Source records
__________

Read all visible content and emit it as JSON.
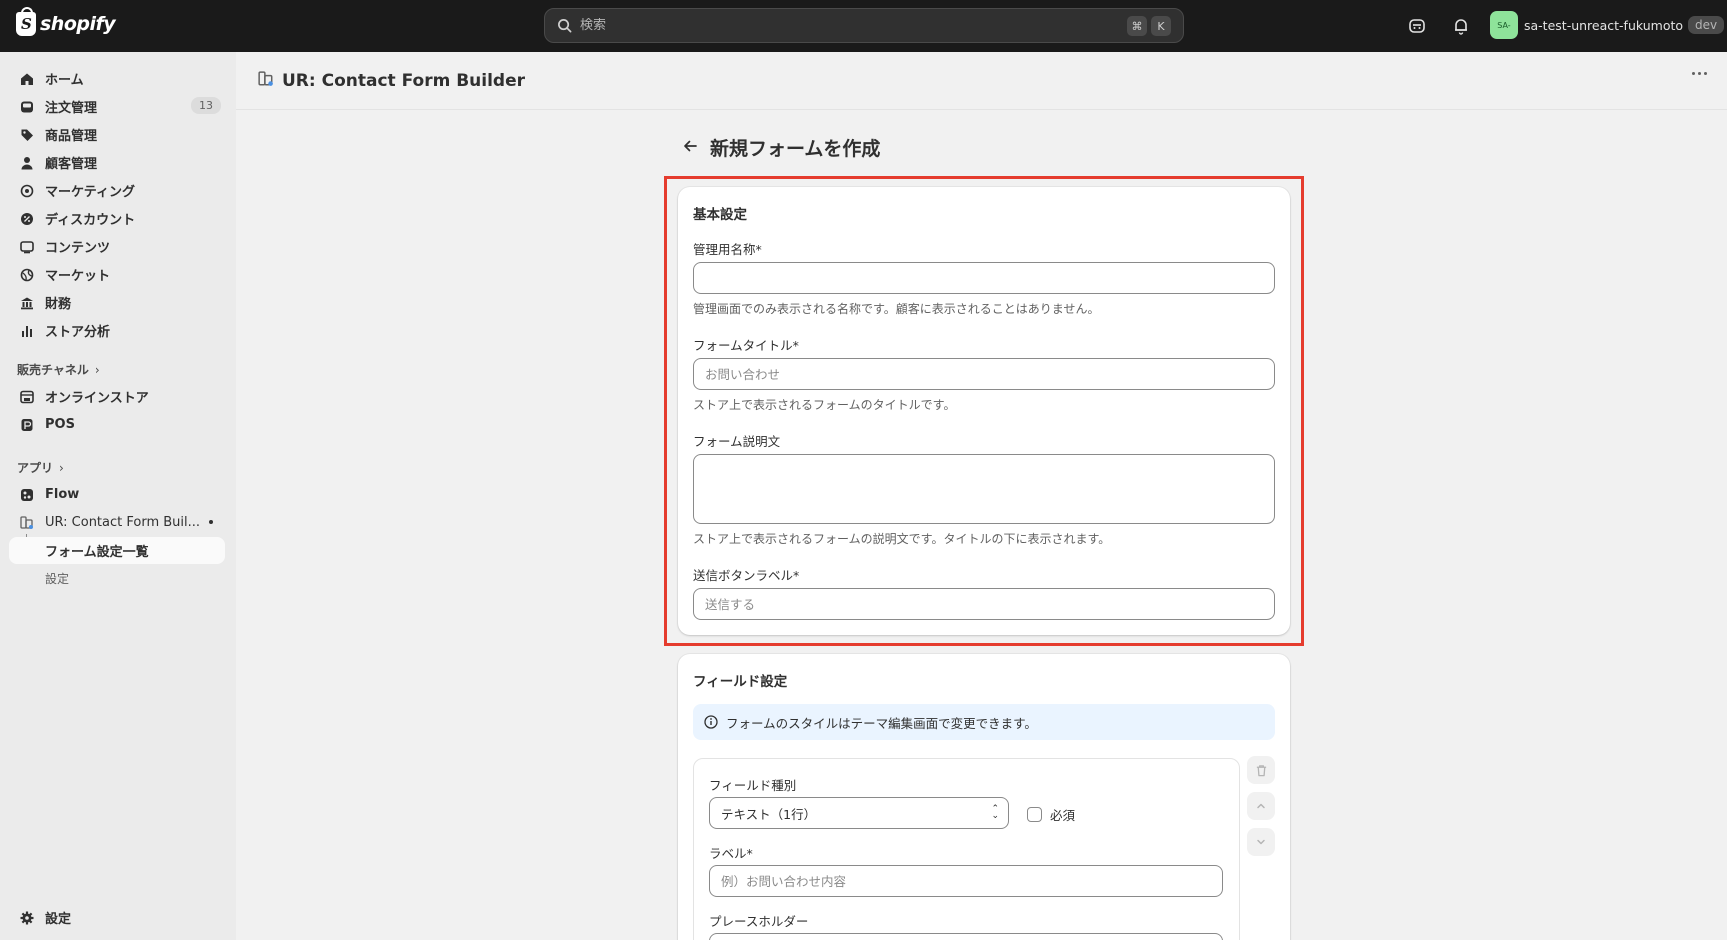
{
  "topbar": {
    "brand": "shopify",
    "search_placeholder": "検索",
    "shortcut_cmd": "⌘",
    "shortcut_key": "K",
    "store_avatar": "SA-",
    "store_name": "sa-test-unreact-fukumoto",
    "store_badge": "dev"
  },
  "sidebar": {
    "items": [
      {
        "label": "ホーム",
        "icon": "home-icon"
      },
      {
        "label": "注文管理",
        "icon": "inbox-icon",
        "count": "13"
      },
      {
        "label": "商品管理",
        "icon": "tag-icon"
      },
      {
        "label": "顧客管理",
        "icon": "person-icon"
      },
      {
        "label": "マーケティング",
        "icon": "target-icon"
      },
      {
        "label": "ディスカウント",
        "icon": "discount-icon"
      },
      {
        "label": "コンテンツ",
        "icon": "content-icon"
      },
      {
        "label": "マーケット",
        "icon": "globe-icon"
      },
      {
        "label": "財務",
        "icon": "bank-icon"
      },
      {
        "label": "ストア分析",
        "icon": "chart-icon"
      }
    ],
    "sales_channels_title": "販売チャネル",
    "channels": [
      {
        "label": "オンラインストア",
        "icon": "store-icon"
      },
      {
        "label": "POS",
        "icon": "pos-icon"
      }
    ],
    "apps_title": "アプリ",
    "apps": [
      {
        "label": "Flow",
        "icon": "flow-icon"
      },
      {
        "label": "UR: Contact Form Buil...",
        "icon": "app-icon"
      }
    ],
    "app_subitems": [
      "フォーム設定一覧",
      "設定"
    ],
    "settings_label": "設定"
  },
  "app_header": {
    "title": "UR: Contact Form Builder"
  },
  "page": {
    "title": "新規フォームを作成",
    "basic": {
      "title": "基本設定",
      "admin_name_label": "管理用名称*",
      "admin_name_value": "",
      "admin_name_help": "管理画面でのみ表示される名称です。顧客に表示されることはありません。",
      "form_title_label": "フォームタイトル*",
      "form_title_placeholder": "お問い合わせ",
      "form_title_help": "ストア上で表示されるフォームのタイトルです。",
      "desc_label": "フォーム説明文",
      "desc_help": "ストア上で表示されるフォームの説明文です。タイトルの下に表示されます。",
      "submit_label": "送信ボタンラベル*",
      "submit_placeholder": "送信する"
    },
    "fields": {
      "title": "フィールド設定",
      "banner": "フォームのスタイルはテーマ編集画面で変更できます。",
      "type_label": "フィールド種別",
      "type_value": "テキスト（1行）",
      "required_label": "必須",
      "label_label": "ラベル*",
      "label_placeholder": "例）お問い合わせ内容",
      "placeholder_label": "プレースホルダー"
    }
  },
  "colors": {
    "highlight": "#e53c2e",
    "topbar": "#1a1a1a",
    "avatar": "#8ee39a"
  }
}
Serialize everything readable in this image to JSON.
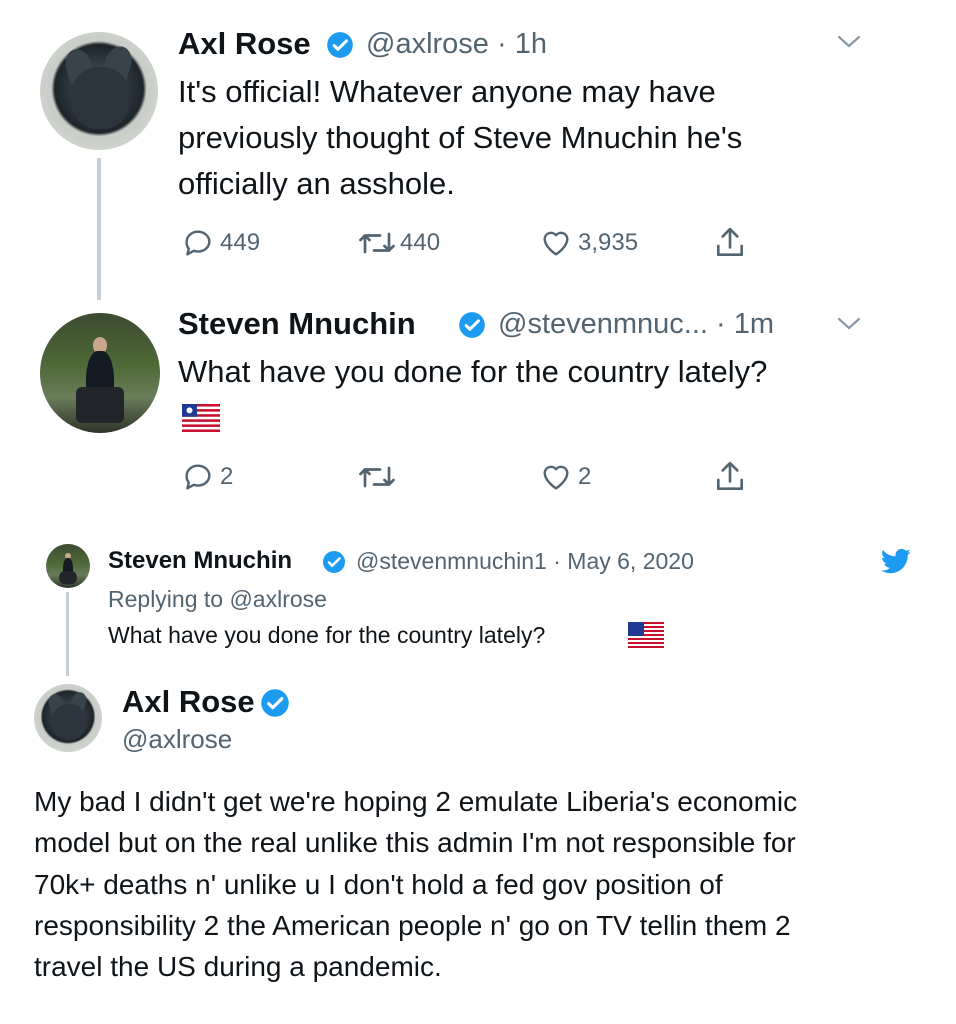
{
  "top_tweet": {
    "name": "Axl Rose",
    "handle_time": "@axlrose · 1h",
    "lines": [
      "It's official! Whatever anyone may have",
      "previously thought of Steve Mnuchin he's",
      "officially an asshole."
    ],
    "replies": "449",
    "retweets": "440",
    "likes": "3,935"
  },
  "reply_tweet": {
    "name": "Steven Mnuchin",
    "handle_time": "@stevenmnuc... · 1m",
    "text": "What have you done for the country lately?",
    "replies": "2",
    "retweets": "",
    "likes": "2"
  },
  "embedded_tweet": {
    "name": "Steven Mnuchin",
    "handle_date": "@stevenmnuchin1 · May 6, 2020",
    "replying_to": "Replying to @axlrose",
    "text": "What have you done for the country lately?"
  },
  "main_tweet": {
    "name": "Axl Rose",
    "handle": "@axlrose",
    "lines": [
      "My bad I didn't get we're hoping 2 emulate Liberia's economic",
      "model but on the real unlike this admin I'm not responsible for",
      "70k+ deaths n' unlike u I don't hold a fed gov position of",
      "responsibility 2 the American people n' go on TV tellin them 2",
      "travel the US during a pandemic."
    ]
  },
  "icons": {
    "verified": "verified-badge-icon",
    "reply": "reply-icon",
    "retweet": "retweet-icon",
    "like": "heart-icon",
    "share": "share-icon",
    "caret": "chevron-down-icon",
    "brand": "twitter-bird-icon"
  },
  "colors": {
    "verified_blue": "#1d9bf0",
    "muted_text": "#536471",
    "text": "#0f1419",
    "thread_line": "#c4cfd6"
  }
}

__________

[To be done] The entries above should be reproduced exactly, without their pictures.

[Result for this exercise]
Read all visible content and emit it as JSON.
{
  "topbar": {
    "brand": "shopify",
    "search_placeholder": "検索",
    "shortcut_cmd": "⌘",
    "shortcut_key": "K",
    "store_avatar": "SA-",
    "store_name": "sa-test-unreact-fukumoto",
    "store_badge": "dev"
  },
  "sidebar": {
    "items": [
      {
        "label": "ホーム",
        "icon": "home-icon"
      },
      {
        "label": "注文管理",
        "icon": "inbox-icon",
        "count": "13"
      },
      {
        "label": "商品管理",
        "icon": "tag-icon"
      },
      {
        "label": "顧客管理",
        "icon": "person-icon"
      },
      {
        "label": "マーケティング",
        "icon": "target-icon"
      },
      {
        "label": "ディスカウント",
        "icon": "discount-icon"
      },
      {
        "label": "コンテンツ",
        "icon": "content-icon"
      },
      {
        "label": "マーケット",
        "icon": "globe-icon"
      },
      {
        "label": "財務",
        "icon": "bank-icon"
      },
      {
        "label": "ストア分析",
        "icon": "chart-icon"
      }
    ],
    "sales_channels_title": "販売チャネル",
    "channels": [
      {
        "label": "オンラインストア",
        "icon": "store-icon"
      },
      {
        "label": "POS",
        "icon": "pos-icon"
      }
    ],
    "apps_title": "アプリ",
    "apps": [
      {
        "label": "Flow",
        "icon": "flow-icon"
      },
      {
        "label": "UR: Contact Form Buil...",
        "icon": "app-icon"
      }
    ],
    "app_subitems": [
      "フォーム設定一覧",
      "設定"
    ],
    "settings_label": "設定"
  },
  "app_header": {
    "title": "UR: Contact Form Builder"
  },
  "page": {
    "title": "新規フォームを作成",
    "basic": {
      "title": "基本設定",
      "admin_name_label": "管理用名称*",
      "admin_name_value": "",
      "admin_name_help": "管理画面でのみ表示される名称です。顧客に表示されることはありません。",
      "form_title_label": "フォームタイトル*",
      "form_title_placeholder": "お問い合わせ",
      "form_title_help": "ストア上で表示されるフォームのタイトルです。",
      "desc_label": "フォーム説明文",
      "desc_help": "ストア上で表示されるフォームの説明文です。タイトルの下に表示されます。",
      "submit_label": "送信ボタンラベル*",
      "submit_placeholder": "送信する"
    },
    "fields": {
      "title": "フィールド設定",
      "banner": "フォームのスタイルはテーマ編集画面で変更できます。",
      "type_label": "フィールド種別",
      "type_value": "テキスト（1行）",
      "required_label": "必須",
      "label_label": "ラベル*",
      "label_placeholder": "例）お問い合わせ内容",
      "placeholder_label": "プレースホルダー"
    }
  },
  "colors": {
    "highlight": "#e53c2e",
    "topbar": "#1a1a1a",
    "avatar": "#8ee39a"
  }
}
Serialize everything readable in this image to JSON.
{
  "top_tweet": {
    "name": "Axl Rose",
    "handle_time": "@axlrose · 1h",
    "lines": [
      "It's official! Whatever anyone may have",
      "previously thought of Steve Mnuchin he's",
      "officially an asshole."
    ],
    "replies": "449",
    "retweets": "440",
    "likes": "3,935"
  },
  "reply_tweet": {
    "name": "Steven Mnuchin",
    "handle_time": "@stevenmnuc... · 1m",
    "text": "What have you done for the country lately?",
    "replies": "2",
    "retweets": "",
    "likes": "2"
  },
  "embedded_tweet": {
    "name": "Steven Mnuchin",
    "handle_date": "@stevenmnuchin1 · May 6, 2020",
    "replying_to": "Replying to @axlrose",
    "text": "What have you done for the country lately?"
  },
  "main_tweet": {
    "name": "Axl Rose",
    "handle": "@axlrose",
    "lines": [
      "My bad I didn't get we're hoping 2 emulate Liberia's economic",
      "model but on the real unlike this admin I'm not responsible for",
      "70k+ deaths n' unlike u I don't hold a fed gov position of",
      "responsibility 2 the American people n' go on TV tellin them 2",
      "travel the US during a pandemic."
    ]
  },
  "icons": {
    "verified": "verified-badge-icon",
    "reply": "reply-icon",
    "retweet": "retweet-icon",
    "like": "heart-icon",
    "share": "share-icon",
    "caret": "chevron-down-icon",
    "brand": "twitter-bird-icon"
  },
  "colors": {
    "verified_blue": "#1d9bf0",
    "muted_text": "#536471",
    "text": "#0f1419",
    "thread_line": "#c4cfd6"
  }
}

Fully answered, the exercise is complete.